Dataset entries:
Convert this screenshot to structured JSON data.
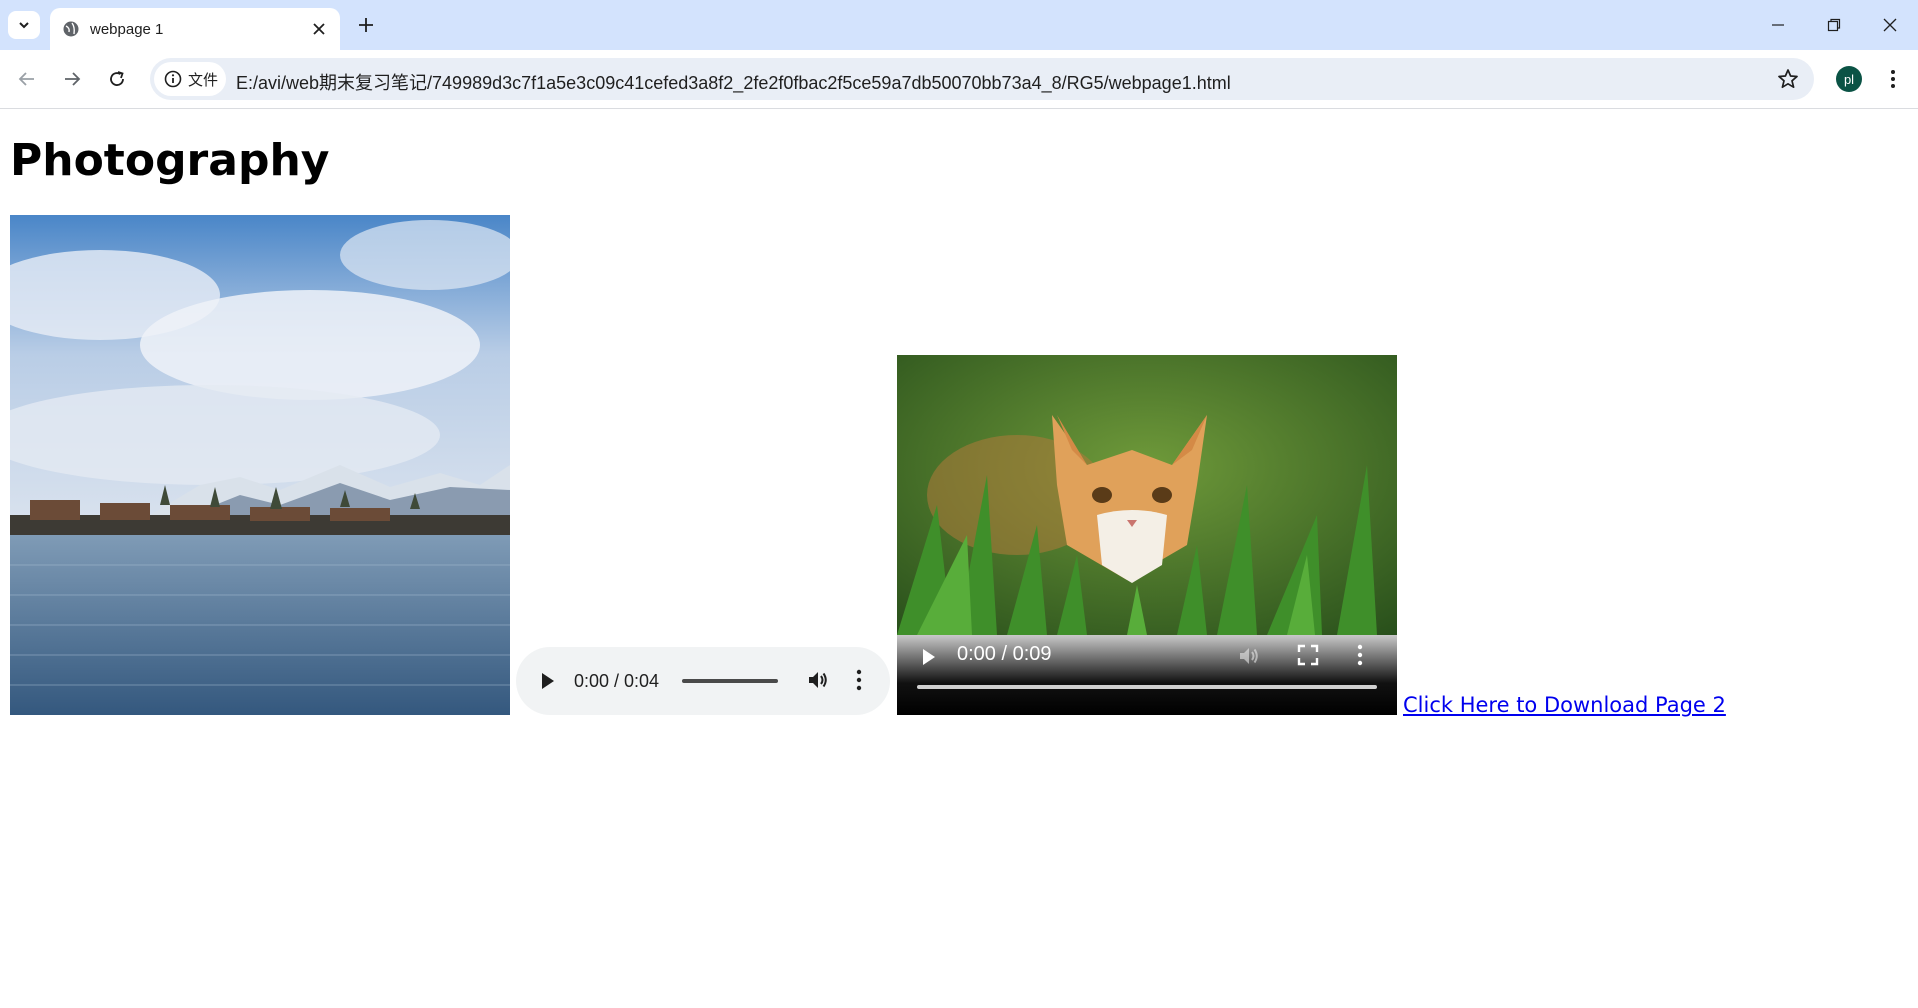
{
  "browser": {
    "tab_title": "webpage 1",
    "address_chip": "文件",
    "url": "E:/avi/web期末复习笔记/749989d3c7f1a5e3c09c41cefed3a8f2_2fe2f0fbac2f5ce59a7db50070bb73a4_8/RG5/webpage1.html",
    "profile_initials": "pl"
  },
  "page": {
    "heading": "Photography",
    "audio": {
      "time": "0:00 / 0:04"
    },
    "video": {
      "time": "0:00 / 0:09"
    },
    "download_link": "Click Here to Download Page 2"
  }
}
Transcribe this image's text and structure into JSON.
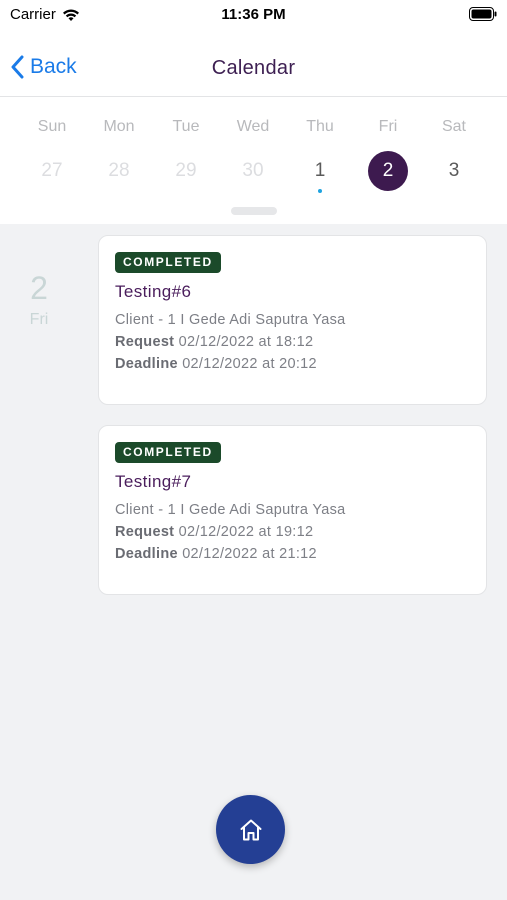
{
  "status_bar": {
    "carrier": "Carrier",
    "time": "11:36 PM"
  },
  "nav": {
    "back_label": "Back",
    "title": "Calendar"
  },
  "week": {
    "days": [
      {
        "name": "Sun",
        "num": "27",
        "state": "faded"
      },
      {
        "name": "Mon",
        "num": "28",
        "state": "faded"
      },
      {
        "name": "Tue",
        "num": "29",
        "state": "faded"
      },
      {
        "name": "Wed",
        "num": "30",
        "state": "faded"
      },
      {
        "name": "Thu",
        "num": "1",
        "state": "normal",
        "has_event": true
      },
      {
        "name": "Fri",
        "num": "2",
        "state": "selected"
      },
      {
        "name": "Sat",
        "num": "3",
        "state": "normal"
      }
    ]
  },
  "selected_date": {
    "num": "2",
    "day": "Fri"
  },
  "tasks": [
    {
      "status": "COMPLETED",
      "title": "Testing#6",
      "client": "Client - 1 I Gede Adi Saputra Yasa",
      "request_label": "Request",
      "request_value": "02/12/2022 at 18:12",
      "deadline_label": "Deadline",
      "deadline_value": "02/12/2022 at 20:12"
    },
    {
      "status": "COMPLETED",
      "title": "Testing#7",
      "client": "Client - 1 I Gede Adi Saputra Yasa",
      "request_label": "Request",
      "request_value": "02/12/2022 at 19:12",
      "deadline_label": "Deadline",
      "deadline_value": "02/12/2022 at 21:12"
    }
  ],
  "colors": {
    "accent_purple": "#3d1a4f",
    "badge_green": "#1b4a2a",
    "back_blue": "#1a7be8",
    "fab_blue": "#243f94"
  },
  "icons": {
    "fab": "home-icon",
    "back": "chevron-left-icon"
  }
}
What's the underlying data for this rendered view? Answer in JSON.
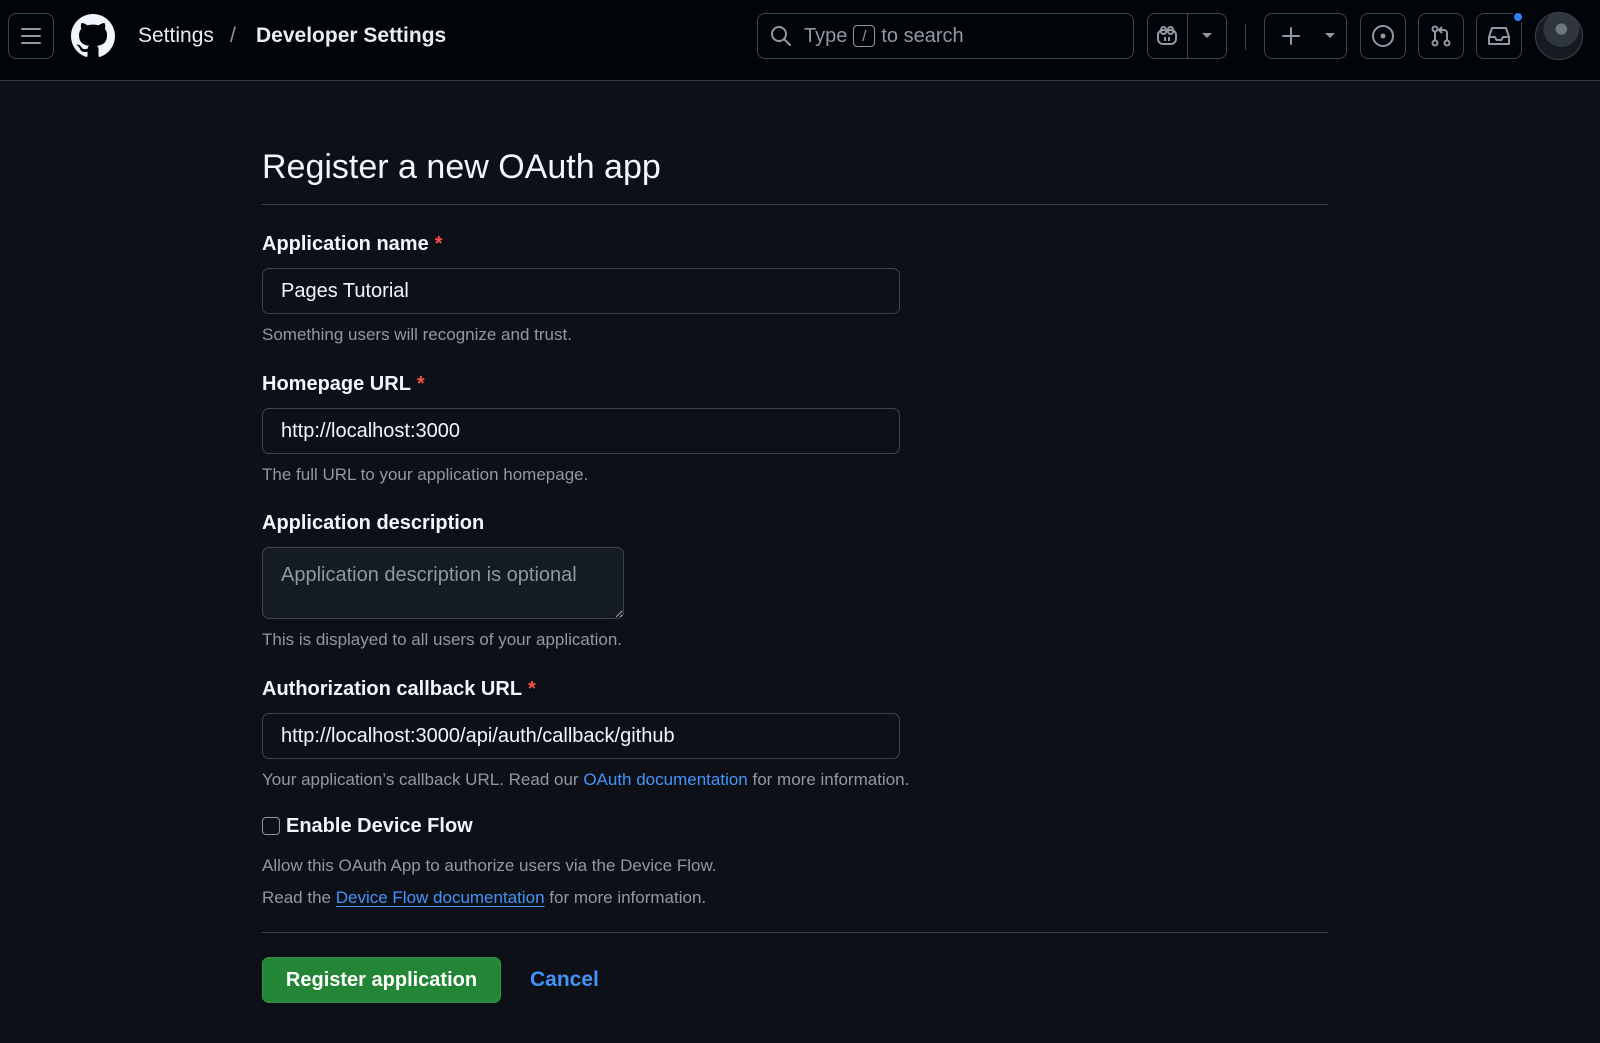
{
  "header": {
    "breadcrumb": [
      "Settings",
      "/",
      "Developer Settings"
    ],
    "search": {
      "prefix": "Type",
      "key": "/",
      "suffix": "to search"
    }
  },
  "page": {
    "title": "Register a new OAuth app"
  },
  "form": {
    "app_name": {
      "label": "Application name",
      "required_mark": "*",
      "value": "Pages Tutorial",
      "hint": "Something users will recognize and trust."
    },
    "homepage_url": {
      "label": "Homepage URL",
      "required_mark": "*",
      "value": "http://localhost:3000",
      "hint": "The full URL to your application homepage."
    },
    "description": {
      "label": "Application description",
      "placeholder": "Application description is optional",
      "hint": "This is displayed to all users of your application."
    },
    "callback_url": {
      "label": "Authorization callback URL",
      "required_mark": "*",
      "value": "http://localhost:3000/api/auth/callback/github",
      "hint_before": "Your application’s callback URL. Read our",
      "hint_link": "OAuth documentation",
      "hint_after": "for more information."
    },
    "device_flow": {
      "label": "Enable Device Flow",
      "checked": false,
      "hint_line1": "Allow this OAuth App to authorize users via the Device Flow.",
      "hint_line2_before": "Read the",
      "hint_line2_link": "Device Flow documentation",
      "hint_line2_after": "for more information."
    }
  },
  "actions": {
    "submit_label": "Register application",
    "cancel_label": "Cancel"
  },
  "colors": {
    "background": "#0d1117",
    "header": "#010409",
    "primary_button": "#238636",
    "link": "#4493f8",
    "required": "#f85149",
    "notification_dot": "#2f81f7"
  },
  "icons": [
    "hamburger-icon",
    "github-logo",
    "search-icon",
    "copilot-icon",
    "chevron-down-icon",
    "plus-icon",
    "issue-icon",
    "pull-request-icon",
    "inbox-icon"
  ]
}
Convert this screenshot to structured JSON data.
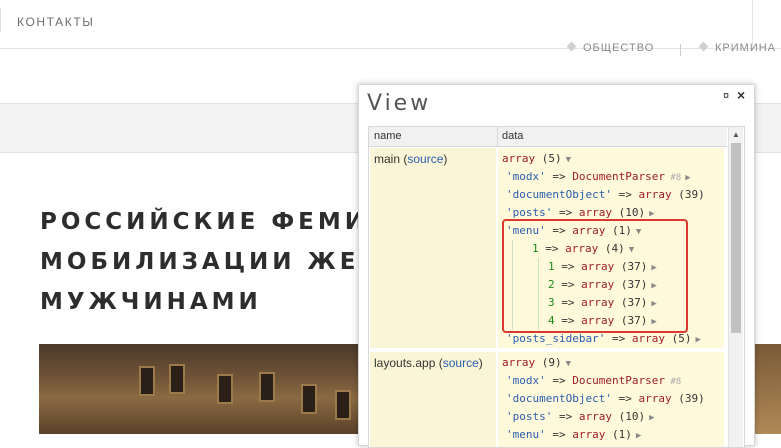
{
  "site": {
    "nav_link": "КОНТАКТЫ",
    "tags": [
      "ОБЩЕСТВО",
      "КРИМИНА"
    ],
    "headline": [
      "РОССИЙСКИЕ ФЕМИ",
      "МОБИЛИЗАЦИИ ЖЕН",
      "МУЖЧИНАМИ"
    ]
  },
  "panel": {
    "title": "View",
    "pin_symbol": "¤",
    "close_symbol": "×",
    "columns": {
      "name": "name",
      "data": "data"
    },
    "rows": [
      {
        "name": "main",
        "source": "source",
        "summary": {
          "type": "array",
          "count": "(5)"
        },
        "entries": [
          {
            "key": "'modx'",
            "type": "DocumentParser",
            "hash": "#8"
          },
          {
            "key": "'documentObject'",
            "type": "array",
            "count": "(39)"
          },
          {
            "key": "'posts'",
            "type": "array",
            "count": "(10)"
          },
          {
            "key": "'menu'",
            "type": "array",
            "count": "(1)"
          },
          {
            "key": "1",
            "type": "array",
            "count": "(4)"
          },
          {
            "key": "1",
            "type": "array",
            "count": "(37)"
          },
          {
            "key": "2",
            "type": "array",
            "count": "(37)"
          },
          {
            "key": "3",
            "type": "array",
            "count": "(37)"
          },
          {
            "key": "4",
            "type": "array",
            "count": "(37)"
          },
          {
            "key": "'posts_sidebar'",
            "type": "array",
            "count": "(5)"
          }
        ]
      },
      {
        "name": "layouts.app",
        "source": "source",
        "summary": {
          "type": "array",
          "count": "(9)"
        },
        "entries": [
          {
            "key": "'modx'",
            "type": "DocumentParser",
            "hash": "#8"
          },
          {
            "key": "'documentObject'",
            "type": "array",
            "count": "(39)"
          },
          {
            "key": "'posts'",
            "type": "array",
            "count": "(10)"
          },
          {
            "key": "'menu'",
            "type": "array",
            "count": "(1)"
          }
        ]
      }
    ],
    "arrow_symbols": {
      "expanded": "▼",
      "collapsed": "▶"
    },
    "operator": "=>"
  },
  "colors": {
    "highlight": "#d9392e",
    "key_string": "#2a5db0",
    "type": "#9e1e2a",
    "numeric_key": "#1c8a1c"
  }
}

§ **Objective**
Reproduce the whole listing word for word, setting aside any pictures.

§ **Correct output**
Convert this screenshot to structured JSON data.
{
  "browser": {
    "tab_title": "webpage 1",
    "address_chip": "文件",
    "url": "E:/avi/web期末复习笔记/749989d3c7f1a5e3c09c41cefed3a8f2_2fe2f0fbac2f5ce59a7db50070bb73a4_8/RG5/webpage1.html",
    "profile_initials": "pl"
  },
  "page": {
    "heading": "Photography",
    "audio": {
      "time": "0:00 / 0:04"
    },
    "video": {
      "time": "0:00 / 0:09"
    },
    "download_link": "Click Here to Download Page 2"
  }
}
Transcribe this image's text and structure into JSON.
{
  "status_bar": {
    "carrier": "Carrier",
    "time": "11:36 PM"
  },
  "nav": {
    "back_label": "Back",
    "title": "Calendar"
  },
  "week": {
    "days": [
      {
        "name": "Sun",
        "num": "27",
        "state": "faded"
      },
      {
        "name": "Mon",
        "num": "28",
        "state": "faded"
      },
      {
        "name": "Tue",
        "num": "29",
        "state": "faded"
      },
      {
        "name": "Wed",
        "num": "30",
        "state": "faded"
      },
      {
        "name": "Thu",
        "num": "1",
        "state": "normal",
        "has_event": true
      },
      {
        "name": "Fri",
        "num": "2",
        "state": "selected"
      },
      {
        "name": "Sat",
        "num": "3",
        "state": "normal"
      }
    ]
  },
  "selected_date": {
    "num": "2",
    "day": "Fri"
  },
  "tasks": [
    {
      "status": "COMPLETED",
      "title": "Testing#6",
      "client": "Client - 1 I Gede Adi Saputra Yasa",
      "request_label": "Request",
      "request_value": "02/12/2022 at 18:12",
      "deadline_label": "Deadline",
      "deadline_value": "02/12/2022 at 20:12"
    },
    {
      "status": "COMPLETED",
      "title": "Testing#7",
      "client": "Client - 1 I Gede Adi Saputra Yasa",
      "request_label": "Request",
      "request_value": "02/12/2022 at 19:12",
      "deadline_label": "Deadline",
      "deadline_value": "02/12/2022 at 21:12"
    }
  ],
  "colors": {
    "accent_purple": "#3d1a4f",
    "badge_green": "#1b4a2a",
    "back_blue": "#1a7be8",
    "fab_blue": "#243f94"
  },
  "icons": {
    "fab": "home-icon",
    "back": "chevron-left-icon"
  }
}
What's the underlying data for this rendered view? Answer in JSON.
{
  "header": {
    "breadcrumb": [
      "Settings",
      "/",
      "Developer Settings"
    ],
    "search": {
      "prefix": "Type",
      "key": "/",
      "suffix": "to search"
    }
  },
  "page": {
    "title": "Register a new OAuth app"
  },
  "form": {
    "app_name": {
      "label": "Application name",
      "required_mark": "*",
      "value": "Pages Tutorial",
      "hint": "Something users will recognize and trust."
    },
    "homepage_url": {
      "label": "Homepage URL",
      "required_mark": "*",
      "value": "http://localhost:3000",
      "hint": "The full URL to your application homepage."
    },
    "description": {
      "label": "Application description",
      "placeholder": "Application description is optional",
      "hint": "This is displayed to all users of your application."
    },
    "callback_url": {
      "label": "Authorization callback URL",
      "required_mark": "*",
      "value": "http://localhost:3000/api/auth/callback/github",
      "hint_before": "Your application’s callback URL. Read our",
      "hint_link": "OAuth documentation",
      "hint_after": "for more information."
    },
    "device_flow": {
      "label": "Enable Device Flow",
      "checked": false,
      "hint_line1": "Allow this OAuth App to authorize users via the Device Flow.",
      "hint_line2_before": "Read the",
      "hint_line2_link": "Device Flow documentation",
      "hint_line2_after": "for more information."
    }
  },
  "actions": {
    "submit_label": "Register application",
    "cancel_label": "Cancel"
  },
  "colors": {
    "background": "#0d1117",
    "header": "#010409",
    "primary_button": "#238636",
    "link": "#4493f8",
    "required": "#f85149",
    "notification_dot": "#2f81f7"
  },
  "icons": [
    "hamburger-icon",
    "github-logo",
    "search-icon",
    "copilot-icon",
    "chevron-down-icon",
    "plus-icon",
    "issue-icon",
    "pull-request-icon",
    "inbox-icon"
  ]
}
Convert this screenshot to structured JSON data.
{
  "site": {
    "nav_link": "КОНТАКТЫ",
    "tags": [
      "ОБЩЕСТВО",
      "КРИМИНА"
    ],
    "headline": [
      "РОССИЙСКИЕ ФЕМИ",
      "МОБИЛИЗАЦИИ ЖЕН",
      "МУЖЧИНАМИ"
    ]
  },
  "panel": {
    "title": "View",
    "pin_symbol": "¤",
    "close_symbol": "×",
    "columns": {
      "name": "name",
      "data": "data"
    },
    "rows": [
      {
        "name": "main",
        "source": "source",
        "summary": {
          "type": "array",
          "count": "(5)"
        },
        "entries": [
          {
            "key": "'modx'",
            "type": "DocumentParser",
            "hash": "#8"
          },
          {
            "key": "'documentObject'",
            "type": "array",
            "count": "(39)"
          },
          {
            "key": "'posts'",
            "type": "array",
            "count": "(10)"
          },
          {
            "key": "'menu'",
            "type": "array",
            "count": "(1)"
          },
          {
            "key": "1",
            "type": "array",
            "count": "(4)"
          },
          {
            "key": "1",
            "type": "array",
            "count": "(37)"
          },
          {
            "key": "2",
            "type": "array",
            "count": "(37)"
          },
          {
            "key": "3",
            "type": "array",
            "count": "(37)"
          },
          {
            "key": "4",
            "type": "array",
            "count": "(37)"
          },
          {
            "key": "'posts_sidebar'",
            "type": "array",
            "count": "(5)"
          }
        ]
      },
      {
        "name": "layouts.app",
        "source": "source",
        "summary": {
          "type": "array",
          "count": "(9)"
        },
        "entries": [
          {
            "key": "'modx'",
            "type": "DocumentParser",
            "hash": "#8"
          },
          {
            "key": "'documentObject'",
            "type": "array",
            "count": "(39)"
          },
          {
            "key": "'posts'",
            "type": "array",
            "count": "(10)"
          },
          {
            "key": "'menu'",
            "type": "array",
            "count": "(1)"
          }
        ]
      }
    ],
    "arrow_symbols": {
      "expanded": "▼",
      "collapsed": "▶"
    },
    "operator": "=>"
  },
  "colors": {
    "highlight": "#d9392e",
    "key_string": "#2a5db0",
    "type": "#9e1e2a",
    "numeric_key": "#1c8a1c"
  }
}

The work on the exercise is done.